→ Given problem
Return each line containing "JSON".

→ Material
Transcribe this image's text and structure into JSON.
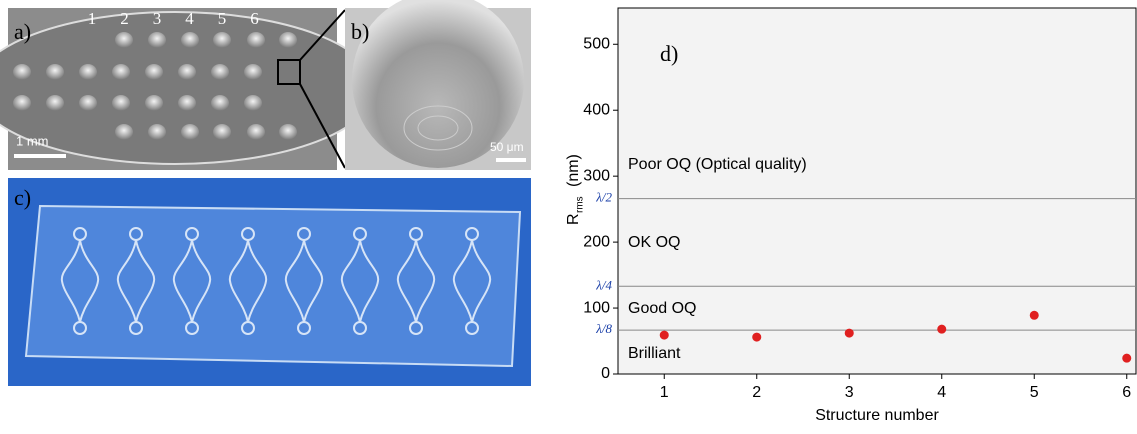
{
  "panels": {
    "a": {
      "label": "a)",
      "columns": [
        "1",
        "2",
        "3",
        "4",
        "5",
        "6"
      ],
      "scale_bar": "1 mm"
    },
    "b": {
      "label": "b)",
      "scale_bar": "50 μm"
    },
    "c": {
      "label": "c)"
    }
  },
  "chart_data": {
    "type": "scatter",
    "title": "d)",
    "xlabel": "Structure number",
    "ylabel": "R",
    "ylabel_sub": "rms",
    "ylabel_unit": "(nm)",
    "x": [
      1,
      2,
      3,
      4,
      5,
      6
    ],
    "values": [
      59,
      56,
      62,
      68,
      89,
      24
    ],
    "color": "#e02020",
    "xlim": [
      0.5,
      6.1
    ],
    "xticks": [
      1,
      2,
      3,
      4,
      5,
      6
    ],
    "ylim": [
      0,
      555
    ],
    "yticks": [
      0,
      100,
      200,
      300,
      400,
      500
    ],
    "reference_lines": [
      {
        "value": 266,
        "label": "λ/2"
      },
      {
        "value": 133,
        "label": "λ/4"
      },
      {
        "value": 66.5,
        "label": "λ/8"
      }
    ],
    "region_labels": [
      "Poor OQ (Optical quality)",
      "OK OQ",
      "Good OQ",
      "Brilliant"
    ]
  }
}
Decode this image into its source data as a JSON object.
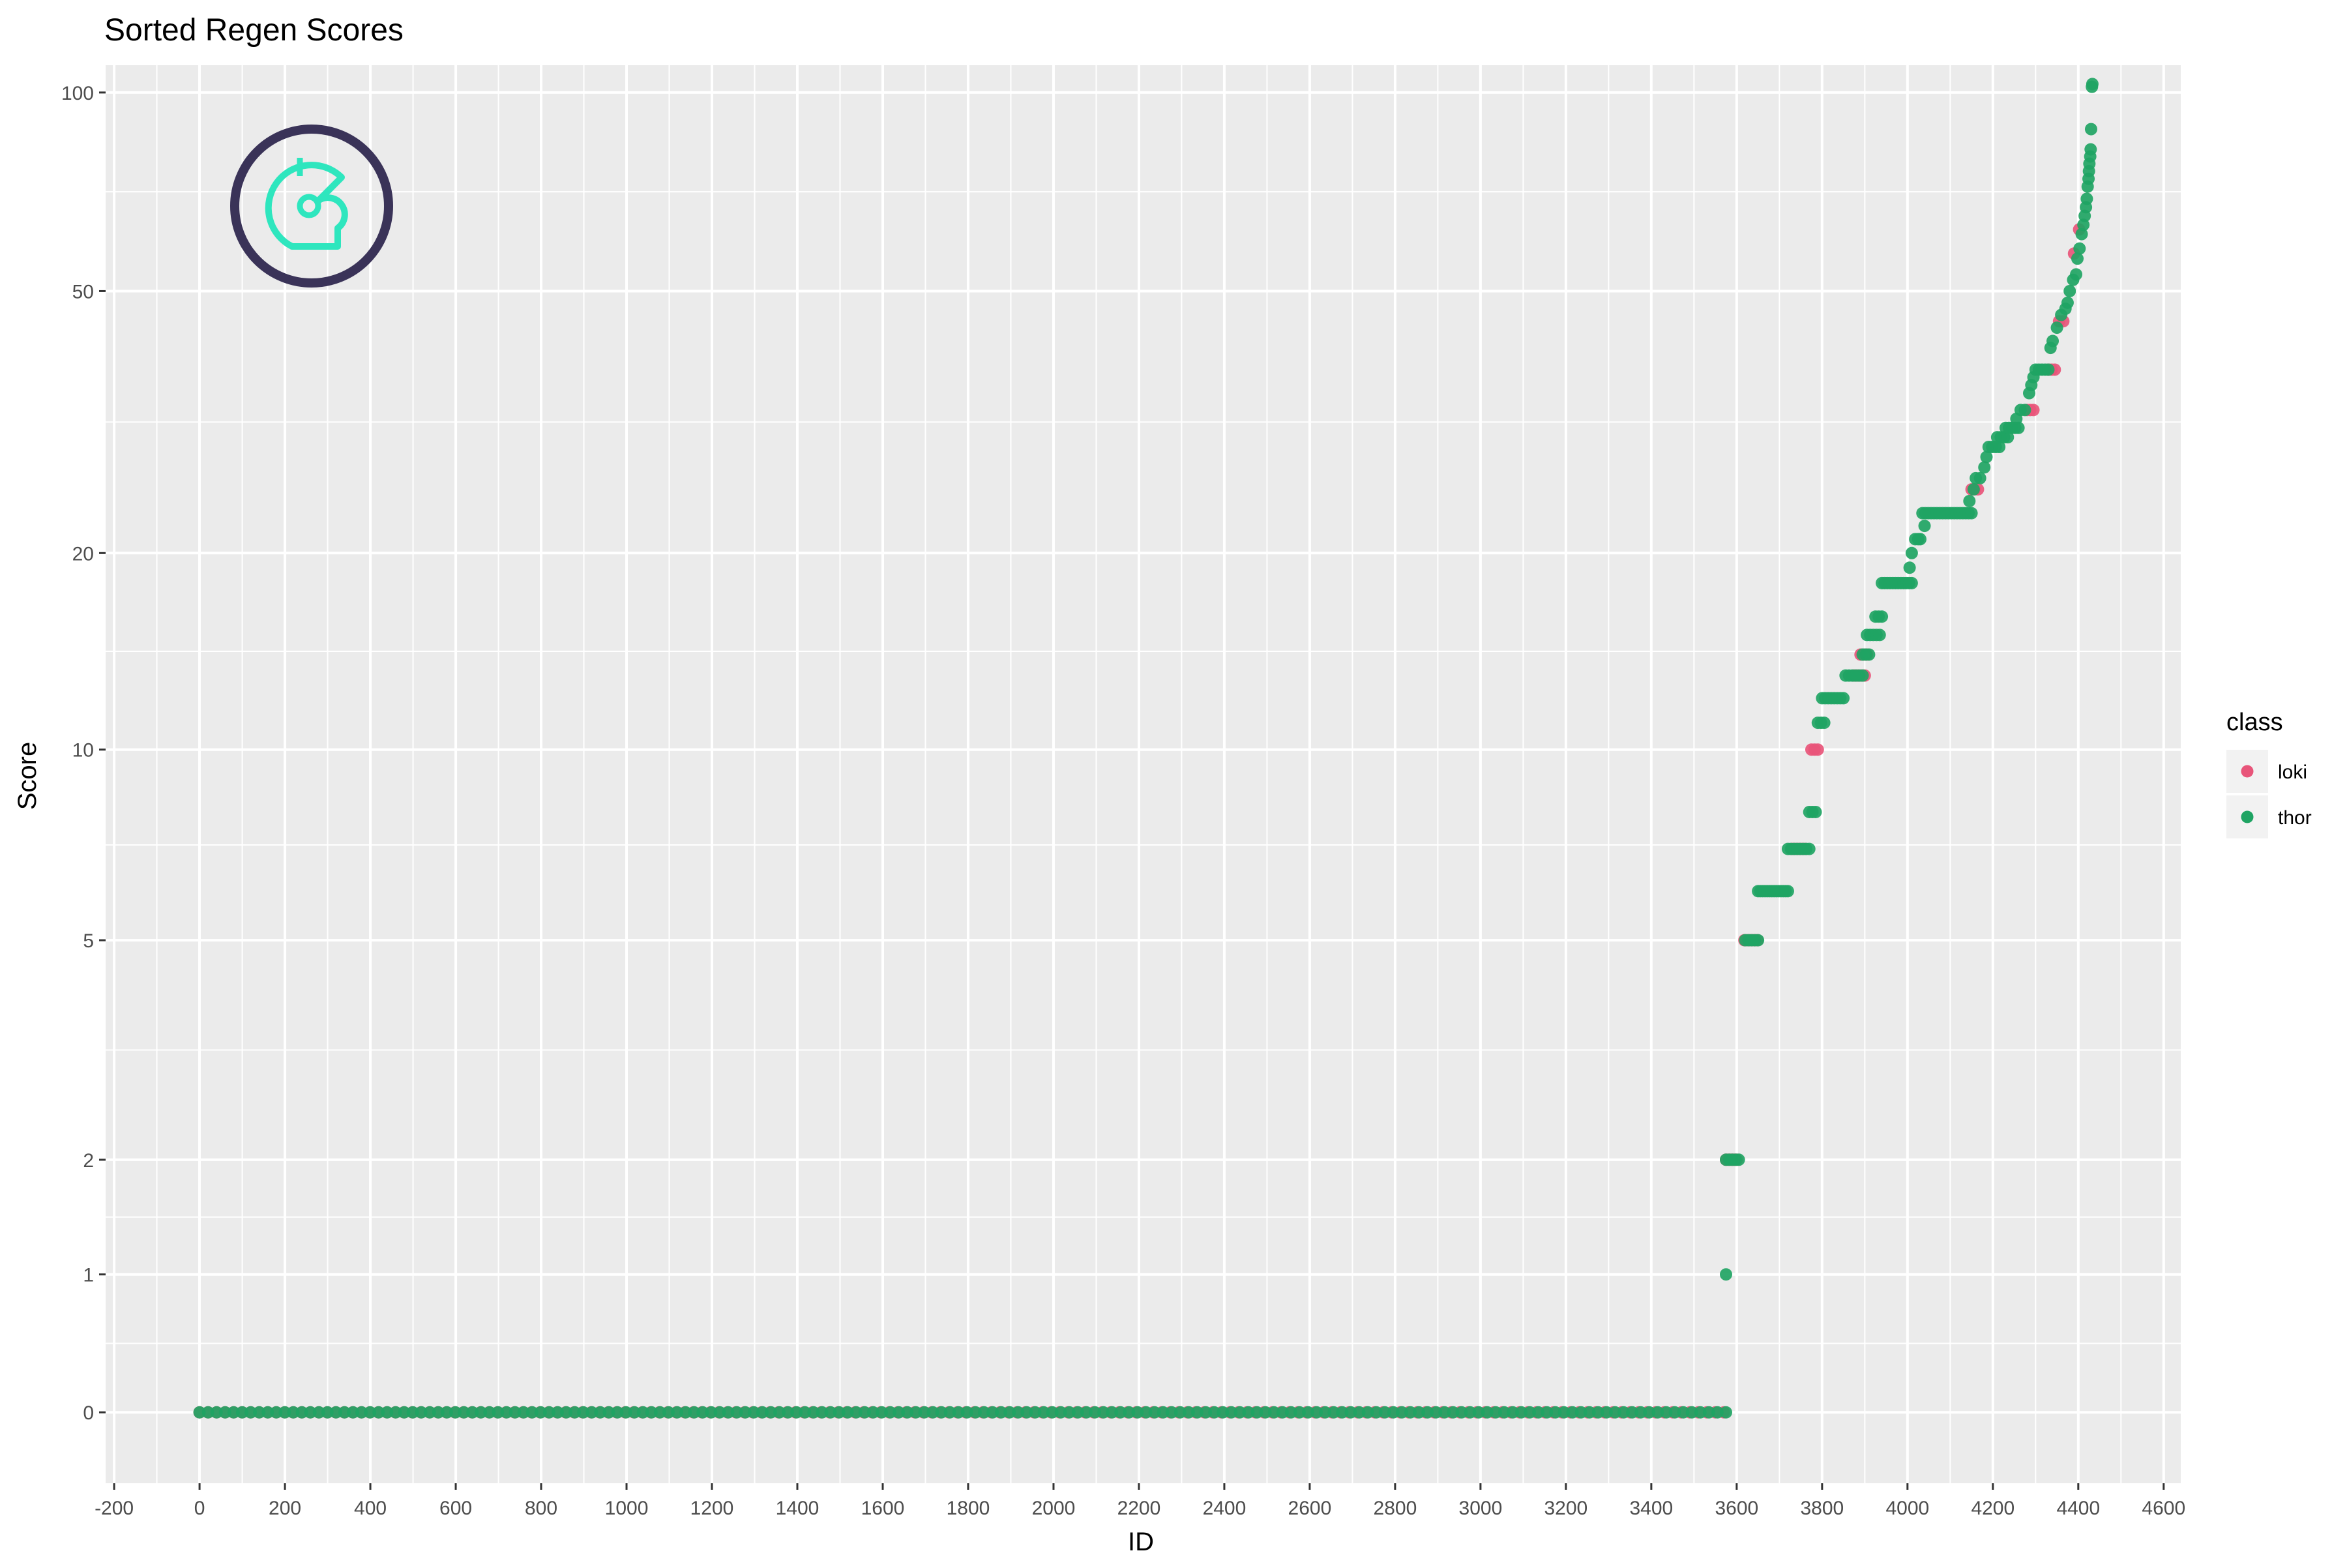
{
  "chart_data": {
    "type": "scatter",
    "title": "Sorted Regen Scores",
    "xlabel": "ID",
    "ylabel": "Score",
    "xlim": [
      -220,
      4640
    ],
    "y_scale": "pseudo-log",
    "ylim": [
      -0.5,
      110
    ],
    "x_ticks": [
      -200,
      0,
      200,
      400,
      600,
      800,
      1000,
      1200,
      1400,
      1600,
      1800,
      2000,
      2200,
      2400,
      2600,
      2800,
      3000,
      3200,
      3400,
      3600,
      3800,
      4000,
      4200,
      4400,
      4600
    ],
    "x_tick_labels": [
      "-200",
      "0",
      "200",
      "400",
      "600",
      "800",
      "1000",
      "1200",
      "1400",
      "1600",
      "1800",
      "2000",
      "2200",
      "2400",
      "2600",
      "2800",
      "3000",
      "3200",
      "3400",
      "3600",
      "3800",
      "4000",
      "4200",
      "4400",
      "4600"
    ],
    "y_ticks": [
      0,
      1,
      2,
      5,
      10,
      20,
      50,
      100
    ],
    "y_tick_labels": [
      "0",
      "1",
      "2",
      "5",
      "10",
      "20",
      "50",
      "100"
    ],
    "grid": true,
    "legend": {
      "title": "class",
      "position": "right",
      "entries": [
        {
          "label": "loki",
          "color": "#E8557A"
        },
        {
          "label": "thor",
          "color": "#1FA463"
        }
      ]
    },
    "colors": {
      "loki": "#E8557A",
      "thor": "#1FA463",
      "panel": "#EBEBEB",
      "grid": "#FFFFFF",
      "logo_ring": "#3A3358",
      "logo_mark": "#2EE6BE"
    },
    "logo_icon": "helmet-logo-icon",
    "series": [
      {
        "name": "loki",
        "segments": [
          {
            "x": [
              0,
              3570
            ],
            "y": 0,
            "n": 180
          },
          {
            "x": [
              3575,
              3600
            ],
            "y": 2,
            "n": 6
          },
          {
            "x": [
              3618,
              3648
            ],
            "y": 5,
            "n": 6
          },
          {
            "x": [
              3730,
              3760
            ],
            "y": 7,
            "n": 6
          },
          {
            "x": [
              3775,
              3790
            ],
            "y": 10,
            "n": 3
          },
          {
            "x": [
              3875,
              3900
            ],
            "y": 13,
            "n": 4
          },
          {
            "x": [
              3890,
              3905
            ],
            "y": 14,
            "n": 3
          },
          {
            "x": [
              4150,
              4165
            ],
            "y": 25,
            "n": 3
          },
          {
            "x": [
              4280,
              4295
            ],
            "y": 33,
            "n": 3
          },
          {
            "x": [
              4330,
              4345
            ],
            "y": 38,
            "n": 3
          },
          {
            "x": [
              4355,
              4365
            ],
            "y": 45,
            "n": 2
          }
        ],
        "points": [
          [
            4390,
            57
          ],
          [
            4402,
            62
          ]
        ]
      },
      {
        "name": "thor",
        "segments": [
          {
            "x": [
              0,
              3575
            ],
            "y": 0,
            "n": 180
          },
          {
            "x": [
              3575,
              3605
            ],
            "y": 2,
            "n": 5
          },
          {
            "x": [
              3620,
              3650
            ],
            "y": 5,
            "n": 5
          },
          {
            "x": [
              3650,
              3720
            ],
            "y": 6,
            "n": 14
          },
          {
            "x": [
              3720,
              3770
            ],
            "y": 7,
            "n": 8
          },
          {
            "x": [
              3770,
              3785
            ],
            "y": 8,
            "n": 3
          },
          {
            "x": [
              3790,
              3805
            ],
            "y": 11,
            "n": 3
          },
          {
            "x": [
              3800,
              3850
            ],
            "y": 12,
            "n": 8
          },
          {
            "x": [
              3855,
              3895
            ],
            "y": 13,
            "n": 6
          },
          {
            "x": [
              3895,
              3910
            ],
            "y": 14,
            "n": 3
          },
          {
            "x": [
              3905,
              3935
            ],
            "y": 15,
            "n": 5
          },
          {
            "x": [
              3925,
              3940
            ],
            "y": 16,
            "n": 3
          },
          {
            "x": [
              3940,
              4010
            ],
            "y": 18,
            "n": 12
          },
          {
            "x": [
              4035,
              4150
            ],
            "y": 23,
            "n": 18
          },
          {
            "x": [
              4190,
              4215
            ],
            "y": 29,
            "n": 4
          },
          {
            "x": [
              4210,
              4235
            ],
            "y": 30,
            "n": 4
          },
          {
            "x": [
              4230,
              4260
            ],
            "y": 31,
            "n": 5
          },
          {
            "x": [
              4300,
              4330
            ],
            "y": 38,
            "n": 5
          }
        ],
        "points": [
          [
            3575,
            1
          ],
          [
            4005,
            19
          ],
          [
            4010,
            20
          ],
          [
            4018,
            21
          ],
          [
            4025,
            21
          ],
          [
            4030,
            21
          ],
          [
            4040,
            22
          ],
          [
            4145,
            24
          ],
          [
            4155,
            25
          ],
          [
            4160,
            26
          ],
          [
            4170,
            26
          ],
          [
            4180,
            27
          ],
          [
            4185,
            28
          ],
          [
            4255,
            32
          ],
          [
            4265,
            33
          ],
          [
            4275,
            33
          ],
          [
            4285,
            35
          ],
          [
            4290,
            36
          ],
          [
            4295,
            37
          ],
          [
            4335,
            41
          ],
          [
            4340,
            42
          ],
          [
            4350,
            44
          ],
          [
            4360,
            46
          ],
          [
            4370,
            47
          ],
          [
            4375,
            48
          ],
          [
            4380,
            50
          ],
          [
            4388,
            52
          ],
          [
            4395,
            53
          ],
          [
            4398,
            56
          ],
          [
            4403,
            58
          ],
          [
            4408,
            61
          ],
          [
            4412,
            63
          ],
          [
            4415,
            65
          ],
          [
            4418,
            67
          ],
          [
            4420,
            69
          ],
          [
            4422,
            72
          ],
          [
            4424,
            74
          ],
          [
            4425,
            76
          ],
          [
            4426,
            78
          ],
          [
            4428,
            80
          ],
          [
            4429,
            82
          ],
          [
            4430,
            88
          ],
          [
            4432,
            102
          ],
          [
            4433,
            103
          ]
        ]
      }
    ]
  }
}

→ Solution
Transcribe this image's text and structure into JSON.
Decode this image into its source data as a JSON object.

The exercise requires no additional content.